- _TASK BRIEF_:
Write out the records word for word, with no pictures.

- _INFORMATION SUPPLIED_:
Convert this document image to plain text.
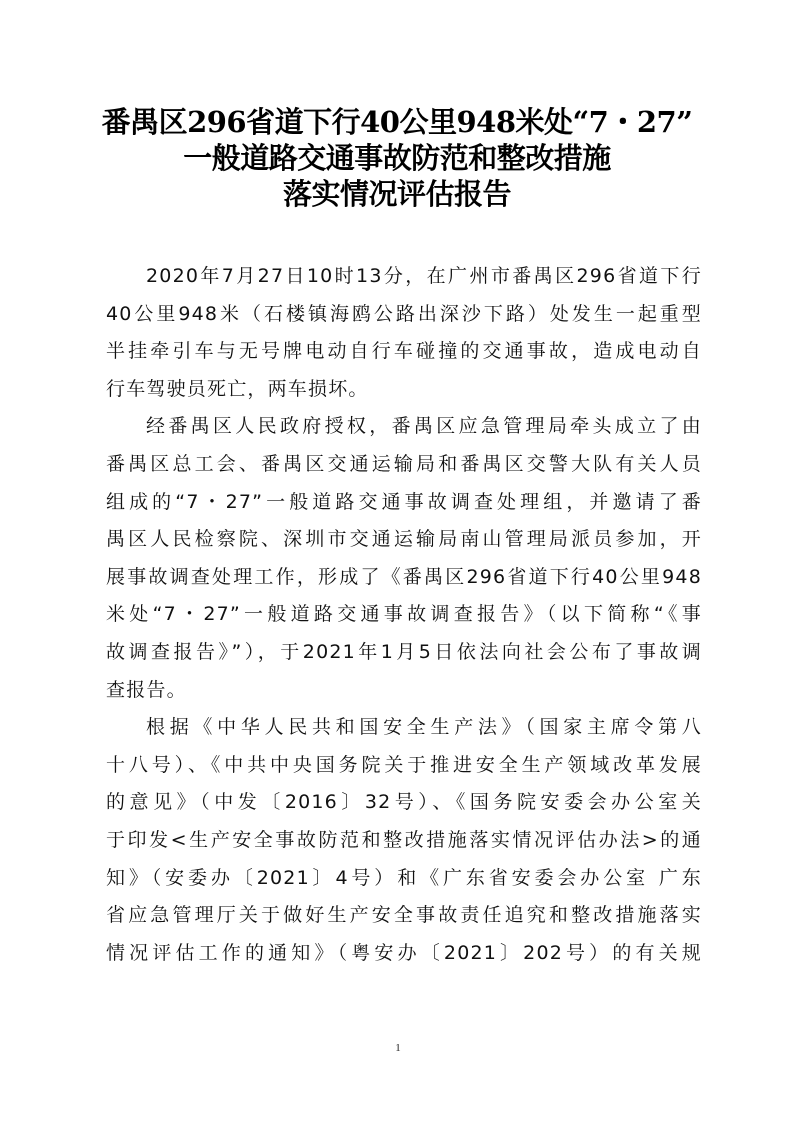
番禺区296省道下行40公里948米处“7・27”
一般道路交通事故防范和整改措施
落实情况评估报告
2020年7月27日10时13分，在广州市番禺区296省道下行
40公里948米（石楼镇海鸥公路出深沙下路）处发生一起重型
半挂牵引车与无号牌电动自行车碰撞的交通事故，造成电动自
行车驾驶员死亡，两车损坏。
经番禺区人民政府授权，番禺区应急管理局牵头成立了由
番禺区总工会、番禺区交通运输局和番禺区交警大队有关人员
组成的“7・27”一般道路交通事故调查处理组，并邀请了番
禺区人民检察院、深圳市交通运输局南山管理局派员参加，开
展事故调查处理工作，形成了《番禺区296省道下行40公里948
米处“7・27”一般道路交通事故调查报告》（以下简称“《事
故调查报告》”），于2021年1月5日依法向社会公布了事故调
查报告。
根据《中华人民共和国安全生产法》（国家主席令第八
十八号）、《中共中央国务院关于推进安全生产领域改革发展
的意见》（中发〔2016〕32号）、《国务院安委会办公室关
于印发<生产安全事故防范和整改措施落实情况评估办法>的通
知》（安委办〔2021〕4号）和《广东省安委会办公室 广东
省应急管理厅关于做好生产安全事故责任追究和整改措施落实
情况评估工作的通知》（粤安办〔2021〕202号）的有关规
1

- _OUTPUT OF THE TASK_:
Convert this document image to plain text.
番禺区296省道下行40公里948米处“7・27”
一般道路交通事故防范和整改措施
落实情况评估报告
2020年7月27日10时13分，在广州市番禺区296省道下行
40公里948米（石楼镇海鸥公路出深沙下路）处发生一起重型
半挂牵引车与无号牌电动自行车碰撞的交通事故，造成电动自
行车驾驶员死亡，两车损坏。
经番禺区人民政府授权，番禺区应急管理局牵头成立了由
番禺区总工会、番禺区交通运输局和番禺区交警大队有关人员
组成的“7・27”一般道路交通事故调查处理组，并邀请了番
禺区人民检察院、深圳市交通运输局南山管理局派员参加，开
展事故调查处理工作，形成了《番禺区296省道下行40公里948
米处“7・27”一般道路交通事故调查报告》（以下简称“《事
故调查报告》”），于2021年1月5日依法向社会公布了事故调
查报告。
根据《中华人民共和国安全生产法》（国家主席令第八
十八号）、《中共中央国务院关于推进安全生产领域改革发展
的意见》（中发〔2016〕32号）、《国务院安委会办公室关
于印发<生产安全事故防范和整改措施落实情况评估办法>的通
知》（安委办〔2021〕4号）和《广东省安委会办公室 广东
省应急管理厅关于做好生产安全事故责任追究和整改措施落实
情况评估工作的通知》（粤安办〔2021〕202号）的有关规
1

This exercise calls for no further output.